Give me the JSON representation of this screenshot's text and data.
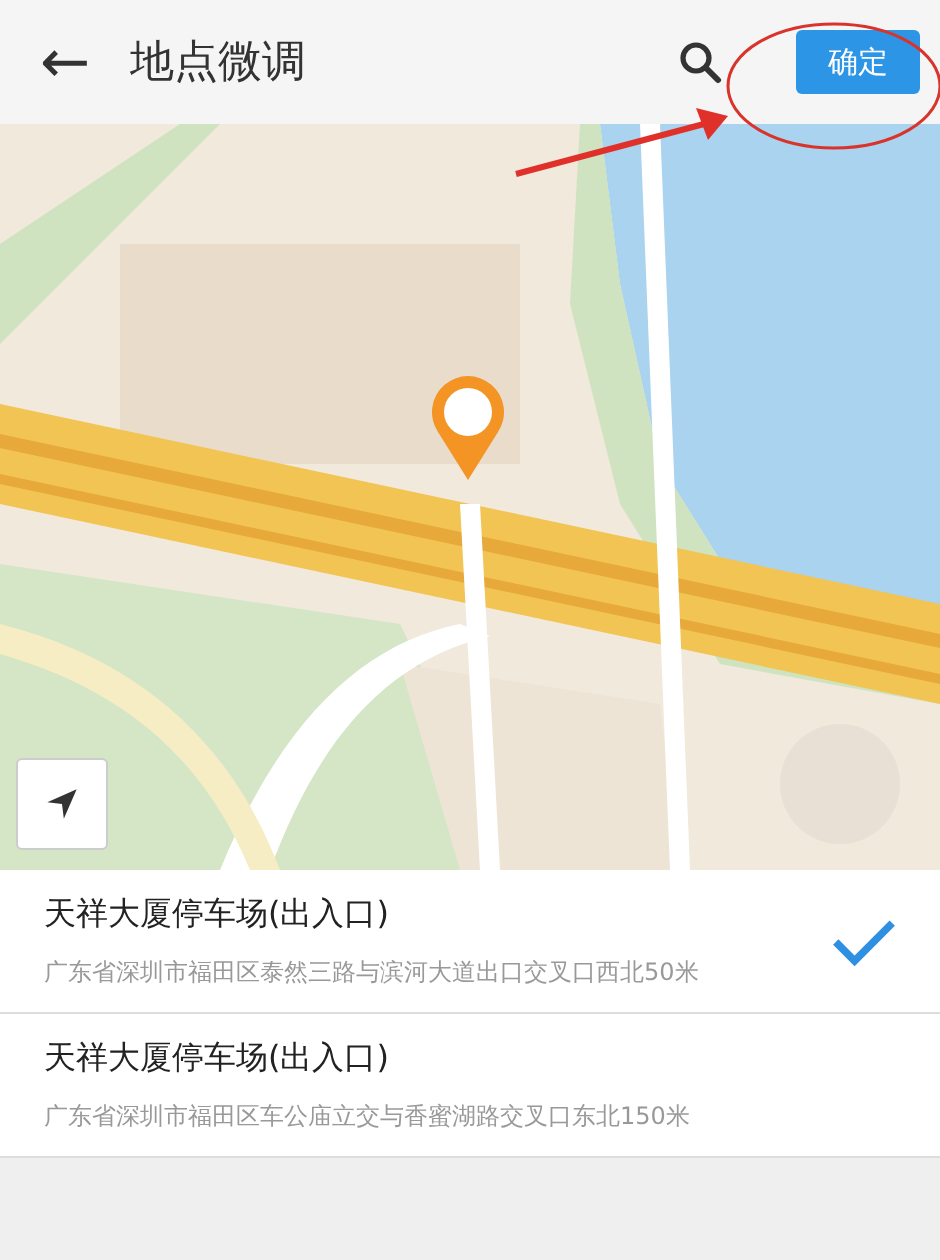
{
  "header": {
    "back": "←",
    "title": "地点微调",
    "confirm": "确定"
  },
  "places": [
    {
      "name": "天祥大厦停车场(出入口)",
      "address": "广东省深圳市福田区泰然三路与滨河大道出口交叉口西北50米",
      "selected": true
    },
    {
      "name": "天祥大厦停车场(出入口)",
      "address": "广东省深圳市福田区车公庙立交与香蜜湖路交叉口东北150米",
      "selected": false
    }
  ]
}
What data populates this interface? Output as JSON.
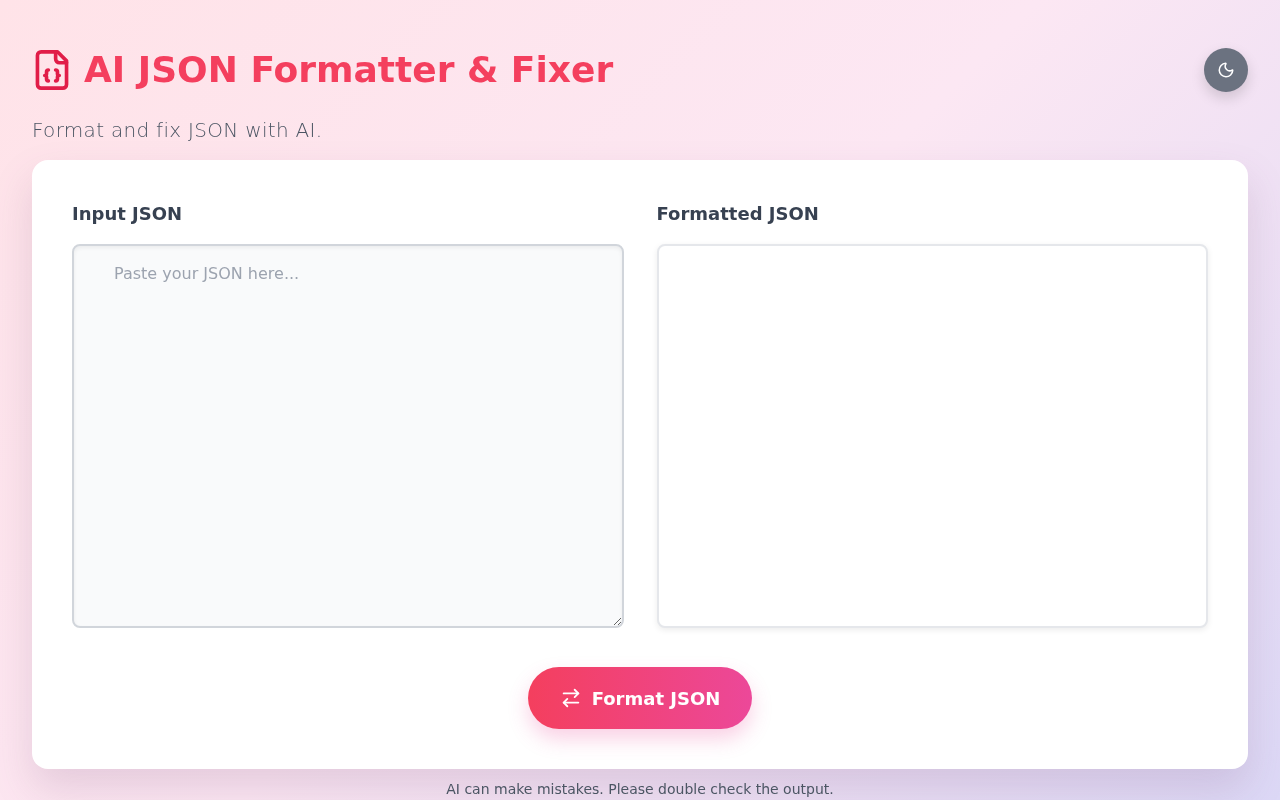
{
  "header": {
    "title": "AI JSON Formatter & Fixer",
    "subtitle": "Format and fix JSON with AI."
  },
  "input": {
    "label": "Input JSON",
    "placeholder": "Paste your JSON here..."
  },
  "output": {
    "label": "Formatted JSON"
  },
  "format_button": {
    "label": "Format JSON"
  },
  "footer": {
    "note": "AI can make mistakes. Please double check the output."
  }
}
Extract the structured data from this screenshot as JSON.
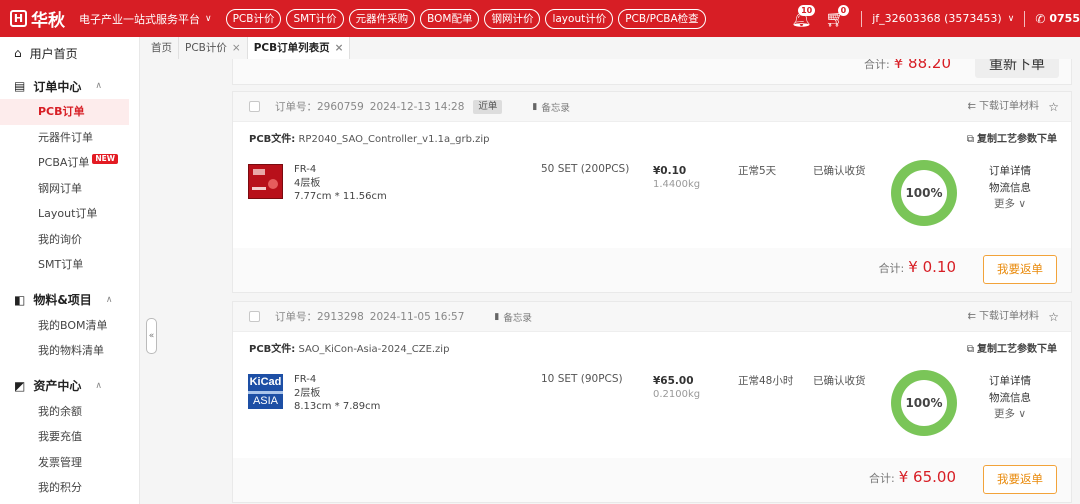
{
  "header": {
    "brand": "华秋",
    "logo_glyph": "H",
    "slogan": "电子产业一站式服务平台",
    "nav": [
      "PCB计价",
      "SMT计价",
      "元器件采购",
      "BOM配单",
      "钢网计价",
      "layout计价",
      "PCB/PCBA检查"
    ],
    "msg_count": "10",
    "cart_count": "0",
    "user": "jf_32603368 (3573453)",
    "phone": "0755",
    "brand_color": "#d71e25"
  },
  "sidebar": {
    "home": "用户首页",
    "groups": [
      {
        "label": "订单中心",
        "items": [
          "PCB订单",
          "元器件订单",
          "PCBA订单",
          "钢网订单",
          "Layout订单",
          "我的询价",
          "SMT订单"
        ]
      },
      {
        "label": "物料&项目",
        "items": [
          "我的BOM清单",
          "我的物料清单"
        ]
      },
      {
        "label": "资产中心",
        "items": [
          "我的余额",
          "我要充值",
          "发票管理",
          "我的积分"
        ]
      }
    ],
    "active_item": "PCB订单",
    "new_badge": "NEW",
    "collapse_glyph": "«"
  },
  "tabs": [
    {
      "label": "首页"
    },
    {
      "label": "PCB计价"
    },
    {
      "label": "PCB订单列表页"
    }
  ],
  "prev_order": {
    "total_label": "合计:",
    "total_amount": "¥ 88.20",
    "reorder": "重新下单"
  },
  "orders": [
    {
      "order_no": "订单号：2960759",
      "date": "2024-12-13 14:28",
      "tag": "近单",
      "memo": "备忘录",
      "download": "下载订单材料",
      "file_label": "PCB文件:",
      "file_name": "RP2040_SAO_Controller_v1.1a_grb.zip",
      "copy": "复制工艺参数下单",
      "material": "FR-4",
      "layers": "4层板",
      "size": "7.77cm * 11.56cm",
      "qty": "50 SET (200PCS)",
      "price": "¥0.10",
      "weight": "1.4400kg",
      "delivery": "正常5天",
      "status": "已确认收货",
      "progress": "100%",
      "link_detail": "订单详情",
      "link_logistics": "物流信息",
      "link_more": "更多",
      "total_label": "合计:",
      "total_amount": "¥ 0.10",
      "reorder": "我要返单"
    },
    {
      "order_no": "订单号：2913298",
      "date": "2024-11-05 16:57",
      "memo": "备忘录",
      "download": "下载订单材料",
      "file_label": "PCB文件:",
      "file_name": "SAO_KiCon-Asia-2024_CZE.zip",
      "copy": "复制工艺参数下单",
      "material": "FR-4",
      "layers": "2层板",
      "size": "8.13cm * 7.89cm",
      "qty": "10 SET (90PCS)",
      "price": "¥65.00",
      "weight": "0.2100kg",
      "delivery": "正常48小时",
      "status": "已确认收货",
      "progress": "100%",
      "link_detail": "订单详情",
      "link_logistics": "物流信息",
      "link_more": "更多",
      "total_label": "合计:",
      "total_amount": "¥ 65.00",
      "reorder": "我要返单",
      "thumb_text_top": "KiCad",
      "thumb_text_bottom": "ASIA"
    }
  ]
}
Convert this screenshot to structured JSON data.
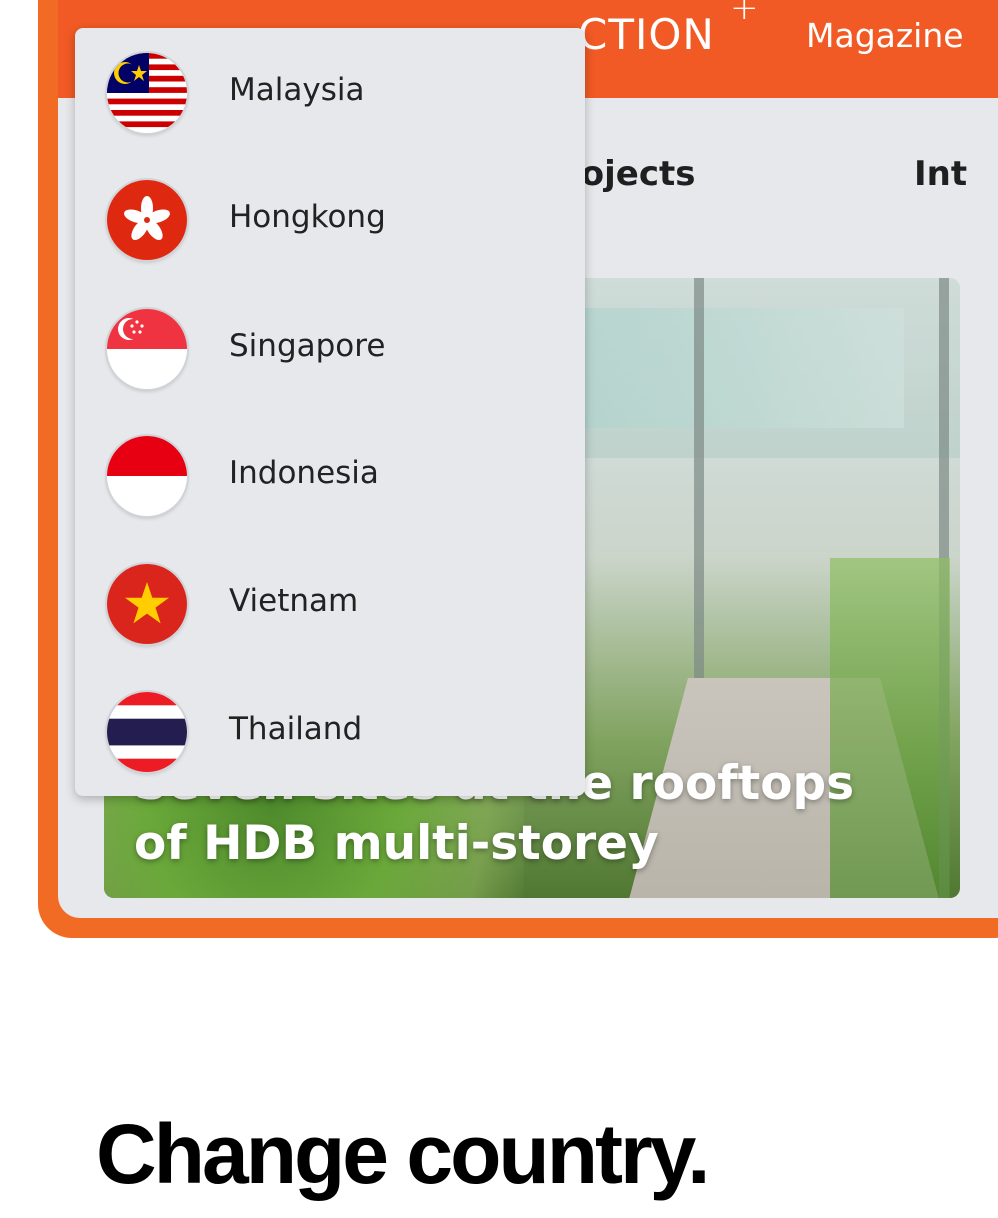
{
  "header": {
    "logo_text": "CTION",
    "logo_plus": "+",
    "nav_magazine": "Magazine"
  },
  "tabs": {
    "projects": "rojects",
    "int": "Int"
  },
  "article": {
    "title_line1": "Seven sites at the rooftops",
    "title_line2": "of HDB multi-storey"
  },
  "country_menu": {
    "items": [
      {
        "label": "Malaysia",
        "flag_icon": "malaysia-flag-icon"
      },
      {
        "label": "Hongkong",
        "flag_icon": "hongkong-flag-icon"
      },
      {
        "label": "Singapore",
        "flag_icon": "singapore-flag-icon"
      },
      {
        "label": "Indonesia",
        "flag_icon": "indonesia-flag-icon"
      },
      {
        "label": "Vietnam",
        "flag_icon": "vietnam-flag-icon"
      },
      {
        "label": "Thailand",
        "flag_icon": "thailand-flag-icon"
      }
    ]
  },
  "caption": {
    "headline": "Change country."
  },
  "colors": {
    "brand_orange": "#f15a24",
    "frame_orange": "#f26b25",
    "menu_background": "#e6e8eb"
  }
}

•••••

Problem to work on.
Transcribe the full listing above exactly, with the images removed.

Final answer.
Give me the JSON representation of this screenshot's text and data.
{
  "header": {
    "back": "←",
    "title": "地点微调",
    "confirm": "确定"
  },
  "places": [
    {
      "name": "天祥大厦停车场(出入口)",
      "address": "广东省深圳市福田区泰然三路与滨河大道出口交叉口西北50米",
      "selected": true
    },
    {
      "name": "天祥大厦停车场(出入口)",
      "address": "广东省深圳市福田区车公庙立交与香蜜湖路交叉口东北150米",
      "selected": false
    }
  ]
}
What data populates this interface? Output as JSON.
{
  "header": {
    "title": "AI JSON Formatter & Fixer",
    "subtitle": "Format and fix JSON with AI."
  },
  "input": {
    "label": "Input JSON",
    "placeholder": "Paste your JSON here..."
  },
  "output": {
    "label": "Formatted JSON"
  },
  "format_button": {
    "label": "Format JSON"
  },
  "footer": {
    "note": "AI can make mistakes. Please double check the output."
  }
}
Extract the structured data from this screenshot as JSON.
{
  "header": {
    "brand": "华秋",
    "logo_glyph": "H",
    "slogan": "电子产业一站式服务平台",
    "nav": [
      "PCB计价",
      "SMT计价",
      "元器件采购",
      "BOM配单",
      "钢网计价",
      "layout计价",
      "PCB/PCBA检查"
    ],
    "msg_count": "10",
    "cart_count": "0",
    "user": "jf_32603368 (3573453)",
    "phone": "0755",
    "brand_color": "#d71e25"
  },
  "sidebar": {
    "home": "用户首页",
    "groups": [
      {
        "label": "订单中心",
        "items": [
          "PCB订单",
          "元器件订单",
          "PCBA订单",
          "钢网订单",
          "Layout订单",
          "我的询价",
          "SMT订单"
        ]
      },
      {
        "label": "物料&项目",
        "items": [
          "我的BOM清单",
          "我的物料清单"
        ]
      },
      {
        "label": "资产中心",
        "items": [
          "我的余额",
          "我要充值",
          "发票管理",
          "我的积分"
        ]
      }
    ],
    "active_item": "PCB订单",
    "new_badge": "NEW",
    "collapse_glyph": "«"
  },
  "tabs": [
    {
      "label": "首页"
    },
    {
      "label": "PCB计价"
    },
    {
      "label": "PCB订单列表页"
    }
  ],
  "prev_order": {
    "total_label": "合计:",
    "total_amount": "¥ 88.20",
    "reorder": "重新下单"
  },
  "orders": [
    {
      "order_no": "订单号：2960759",
      "date": "2024-12-13 14:28",
      "tag": "近单",
      "memo": "备忘录",
      "download": "下载订单材料",
      "file_label": "PCB文件:",
      "file_name": "RP2040_SAO_Controller_v1.1a_grb.zip",
      "copy": "复制工艺参数下单",
      "material": "FR-4",
      "layers": "4层板",
      "size": "7.77cm * 11.56cm",
      "qty": "50 SET (200PCS)",
      "price": "¥0.10",
      "weight": "1.4400kg",
      "delivery": "正常5天",
      "status": "已确认收货",
      "progress": "100%",
      "link_detail": "订单详情",
      "link_logistics": "物流信息",
      "link_more": "更多",
      "total_label": "合计:",
      "total_amount": "¥ 0.10",
      "reorder": "我要返单"
    },
    {
      "order_no": "订单号：2913298",
      "date": "2024-11-05 16:57",
      "memo": "备忘录",
      "download": "下载订单材料",
      "file_label": "PCB文件:",
      "file_name": "SAO_KiCon-Asia-2024_CZE.zip",
      "copy": "复制工艺参数下单",
      "material": "FR-4",
      "layers": "2层板",
      "size": "8.13cm * 7.89cm",
      "qty": "10 SET (90PCS)",
      "price": "¥65.00",
      "weight": "0.2100kg",
      "delivery": "正常48小时",
      "status": "已确认收货",
      "progress": "100%",
      "link_detail": "订单详情",
      "link_logistics": "物流信息",
      "link_more": "更多",
      "total_label": "合计:",
      "total_amount": "¥ 65.00",
      "reorder": "我要返单",
      "thumb_text_top": "KiCad",
      "thumb_text_bottom": "ASIA"
    }
  ]
}
Convert this screenshot to structured JSON data.
{
  "header": {
    "logo_text": "CTION",
    "logo_plus": "+",
    "nav_magazine": "Magazine"
  },
  "tabs": {
    "projects": "rojects",
    "int": "Int"
  },
  "article": {
    "title_line1": "Seven sites at the rooftops",
    "title_line2": "of HDB multi-storey"
  },
  "country_menu": {
    "items": [
      {
        "label": "Malaysia",
        "flag_icon": "malaysia-flag-icon"
      },
      {
        "label": "Hongkong",
        "flag_icon": "hongkong-flag-icon"
      },
      {
        "label": "Singapore",
        "flag_icon": "singapore-flag-icon"
      },
      {
        "label": "Indonesia",
        "flag_icon": "indonesia-flag-icon"
      },
      {
        "label": "Vietnam",
        "flag_icon": "vietnam-flag-icon"
      },
      {
        "label": "Thailand",
        "flag_icon": "thailand-flag-icon"
      }
    ]
  },
  "caption": {
    "headline": "Change country."
  },
  "colors": {
    "brand_orange": "#f15a24",
    "frame_orange": "#f26b25",
    "menu_background": "#e6e8eb"
  }
}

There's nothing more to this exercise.